§ **Your task**:
List all the lines in these records that hold "干制均可".

§ **Source data**:

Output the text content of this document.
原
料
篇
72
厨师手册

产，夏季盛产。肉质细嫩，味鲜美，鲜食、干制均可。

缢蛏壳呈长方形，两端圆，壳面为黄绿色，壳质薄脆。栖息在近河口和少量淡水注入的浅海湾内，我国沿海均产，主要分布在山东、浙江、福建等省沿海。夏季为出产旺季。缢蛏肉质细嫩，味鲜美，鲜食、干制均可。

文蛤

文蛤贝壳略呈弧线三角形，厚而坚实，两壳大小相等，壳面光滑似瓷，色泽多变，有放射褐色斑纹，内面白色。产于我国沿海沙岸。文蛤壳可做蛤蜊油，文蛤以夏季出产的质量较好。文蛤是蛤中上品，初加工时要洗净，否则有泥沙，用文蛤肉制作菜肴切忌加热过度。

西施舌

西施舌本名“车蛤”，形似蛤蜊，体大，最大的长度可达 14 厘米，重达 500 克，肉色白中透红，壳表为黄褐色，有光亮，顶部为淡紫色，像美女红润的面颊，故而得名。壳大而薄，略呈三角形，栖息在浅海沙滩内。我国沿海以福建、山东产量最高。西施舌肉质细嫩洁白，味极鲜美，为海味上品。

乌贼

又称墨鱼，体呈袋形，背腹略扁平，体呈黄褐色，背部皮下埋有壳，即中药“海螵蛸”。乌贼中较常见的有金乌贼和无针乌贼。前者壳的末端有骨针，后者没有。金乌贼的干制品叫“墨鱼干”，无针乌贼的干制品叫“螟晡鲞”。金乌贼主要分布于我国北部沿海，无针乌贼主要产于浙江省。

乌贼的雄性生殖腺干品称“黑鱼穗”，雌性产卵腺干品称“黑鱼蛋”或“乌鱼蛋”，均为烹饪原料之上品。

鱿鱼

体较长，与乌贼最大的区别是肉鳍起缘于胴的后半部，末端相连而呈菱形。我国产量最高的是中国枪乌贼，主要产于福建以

§ **Solution to this problem**:
产，夏季盛产。肉质细嫩，味鲜美，鲜食、干制均可。
缢蛏壳呈长方形，两端圆，壳面为黄绿色，壳质薄脆。栖息在近河口和少量淡水注入的浅海湾内，我国沿海均产，主要分布在山东、浙江、福建等省沿海。夏季为出产旺季。缢蛏肉质细嫩，味鲜美，鲜食、干制均可。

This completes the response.